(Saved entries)
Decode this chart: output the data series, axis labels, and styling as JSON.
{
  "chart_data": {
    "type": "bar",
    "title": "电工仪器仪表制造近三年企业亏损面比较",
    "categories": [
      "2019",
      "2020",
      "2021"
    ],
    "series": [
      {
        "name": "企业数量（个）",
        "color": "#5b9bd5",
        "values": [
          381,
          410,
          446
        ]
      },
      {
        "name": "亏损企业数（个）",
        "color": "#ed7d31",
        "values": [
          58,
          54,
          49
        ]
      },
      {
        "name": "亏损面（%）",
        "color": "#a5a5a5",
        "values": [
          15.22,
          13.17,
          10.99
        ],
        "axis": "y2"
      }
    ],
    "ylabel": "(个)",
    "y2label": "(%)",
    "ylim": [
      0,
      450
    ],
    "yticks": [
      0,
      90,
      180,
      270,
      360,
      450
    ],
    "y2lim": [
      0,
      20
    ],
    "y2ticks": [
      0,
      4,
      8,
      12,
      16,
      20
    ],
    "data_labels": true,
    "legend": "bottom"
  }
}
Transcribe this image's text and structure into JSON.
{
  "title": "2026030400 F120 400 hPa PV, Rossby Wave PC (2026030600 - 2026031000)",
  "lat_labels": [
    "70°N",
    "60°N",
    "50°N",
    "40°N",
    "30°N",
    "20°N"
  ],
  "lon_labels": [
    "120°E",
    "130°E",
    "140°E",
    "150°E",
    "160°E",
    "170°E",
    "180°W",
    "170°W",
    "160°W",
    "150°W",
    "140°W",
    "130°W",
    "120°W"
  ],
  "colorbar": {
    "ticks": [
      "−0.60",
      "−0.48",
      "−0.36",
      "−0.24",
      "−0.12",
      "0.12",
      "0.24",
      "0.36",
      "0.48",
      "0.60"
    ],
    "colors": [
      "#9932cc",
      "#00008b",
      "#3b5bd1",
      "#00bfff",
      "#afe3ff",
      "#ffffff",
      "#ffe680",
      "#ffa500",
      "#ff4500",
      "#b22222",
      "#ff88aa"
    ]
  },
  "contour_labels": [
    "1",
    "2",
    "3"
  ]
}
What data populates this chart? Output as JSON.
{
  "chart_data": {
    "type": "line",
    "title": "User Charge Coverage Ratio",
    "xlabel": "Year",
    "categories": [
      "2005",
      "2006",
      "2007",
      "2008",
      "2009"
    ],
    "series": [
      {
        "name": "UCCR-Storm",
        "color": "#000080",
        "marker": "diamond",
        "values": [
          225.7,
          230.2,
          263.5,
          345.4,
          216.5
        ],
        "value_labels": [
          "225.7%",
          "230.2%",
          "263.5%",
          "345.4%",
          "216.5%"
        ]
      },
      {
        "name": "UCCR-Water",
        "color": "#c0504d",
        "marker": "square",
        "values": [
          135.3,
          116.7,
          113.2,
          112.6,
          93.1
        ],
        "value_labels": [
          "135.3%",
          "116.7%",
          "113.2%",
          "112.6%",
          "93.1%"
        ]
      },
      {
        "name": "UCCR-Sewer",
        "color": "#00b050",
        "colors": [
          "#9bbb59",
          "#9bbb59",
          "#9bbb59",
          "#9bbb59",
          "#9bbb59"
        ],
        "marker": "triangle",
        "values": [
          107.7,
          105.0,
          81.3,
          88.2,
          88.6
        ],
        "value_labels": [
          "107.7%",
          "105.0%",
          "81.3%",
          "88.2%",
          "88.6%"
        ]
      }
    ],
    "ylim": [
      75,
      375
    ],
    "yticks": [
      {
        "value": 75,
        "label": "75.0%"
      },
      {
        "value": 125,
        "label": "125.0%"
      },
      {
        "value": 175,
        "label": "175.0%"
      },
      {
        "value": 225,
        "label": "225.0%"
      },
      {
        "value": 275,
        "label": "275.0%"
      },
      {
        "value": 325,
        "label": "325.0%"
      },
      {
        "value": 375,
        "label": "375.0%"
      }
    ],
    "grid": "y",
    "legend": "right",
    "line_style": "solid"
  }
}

> [WRITTEN TASK] Quote each line of the data above exactly as written.

> [FINAL ANSWER]
Decode this chart: output the data series, axis labels, and styling as JSON.
{
  "chart_data": {
    "type": "bar",
    "title": "电工仪器仪表制造近三年企业亏损面比较",
    "categories": [
      "2019",
      "2020",
      "2021"
    ],
    "series": [
      {
        "name": "企业数量（个）",
        "color": "#5b9bd5",
        "values": [
          381,
          410,
          446
        ]
      },
      {
        "name": "亏损企业数（个）",
        "color": "#ed7d31",
        "values": [
          58,
          54,
          49
        ]
      },
      {
        "name": "亏损面（%）",
        "color": "#a5a5a5",
        "values": [
          15.22,
          13.17,
          10.99
        ],
        "axis": "y2"
      }
    ],
    "ylabel": "(个)",
    "y2label": "(%)",
    "ylim": [
      0,
      450
    ],
    "yticks": [
      0,
      90,
      180,
      270,
      360,
      450
    ],
    "y2lim": [
      0,
      20
    ],
    "y2ticks": [
      0,
      4,
      8,
      12,
      16,
      20
    ],
    "data_labels": true,
    "legend": "bottom"
  }
}
Transcribe this image's text and structure into JSON.
{
  "title": "2026030400 F120 400 hPa PV, Rossby Wave PC (2026030600 - 2026031000)",
  "lat_labels": [
    "70°N",
    "60°N",
    "50°N",
    "40°N",
    "30°N",
    "20°N"
  ],
  "lon_labels": [
    "120°E",
    "130°E",
    "140°E",
    "150°E",
    "160°E",
    "170°E",
    "180°W",
    "170°W",
    "160°W",
    "150°W",
    "140°W",
    "130°W",
    "120°W"
  ],
  "colorbar": {
    "ticks": [
      "−0.60",
      "−0.48",
      "−0.36",
      "−0.24",
      "−0.12",
      "0.12",
      "0.24",
      "0.36",
      "0.48",
      "0.60"
    ],
    "colors": [
      "#9932cc",
      "#00008b",
      "#3b5bd1",
      "#00bfff",
      "#afe3ff",
      "#ffffff",
      "#ffe680",
      "#ffa500",
      "#ff4500",
      "#b22222",
      "#ff88aa"
    ]
  },
  "contour_labels": [
    "1",
    "2",
    "3"
  ]
}
What data populates this chart? Output as JSON.
{
  "chart_data": {
    "type": "line",
    "title": "User Charge Coverage Ratio",
    "xlabel": "Year",
    "categories": [
      "2005",
      "2006",
      "2007",
      "2008",
      "2009"
    ],
    "series": [
      {
        "name": "UCCR-Storm",
        "color": "#000080",
        "marker": "diamond",
        "values": [
          225.7,
          230.2,
          263.5,
          345.4,
          216.5
        ],
        "value_labels": [
          "225.7%",
          "230.2%",
          "263.5%",
          "345.4%",
          "216.5%"
        ]
      },
      {
        "name": "UCCR-Water",
        "color": "#c0504d",
        "marker": "square",
        "values": [
          135.3,
          116.7,
          113.2,
          112.6,
          93.1
        ],
        "value_labels": [
          "135.3%",
          "116.7%",
          "113.2%",
          "112.6%",
          "93.1%"
        ]
      },
      {
        "name": "UCCR-Sewer",
        "color": "#00b050",
        "colors": [
          "#9bbb59",
          "#9bbb59",
          "#9bbb59",
          "#9bbb59",
          "#9bbb59"
        ],
        "marker": "triangle",
        "values": [
          107.7,
          105.0,
          81.3,
          88.2,
          88.6
        ],
        "value_labels": [
          "107.7%",
          "105.0%",
          "81.3%",
          "88.2%",
          "88.6%"
        ]
      }
    ],
    "ylim": [
      75,
      375
    ],
    "yticks": [
      {
        "value": 75,
        "label": "75.0%"
      },
      {
        "value": 125,
        "label": "125.0%"
      },
      {
        "value": 175,
        "label": "175.0%"
      },
      {
        "value": 225,
        "label": "225.0%"
      },
      {
        "value": 275,
        "label": "275.0%"
      },
      {
        "value": 325,
        "label": "325.0%"
      },
      {
        "value": 375,
        "label": "375.0%"
      }
    ],
    "grid": "y",
    "legend": "right",
    "line_style": "solid"
  }
}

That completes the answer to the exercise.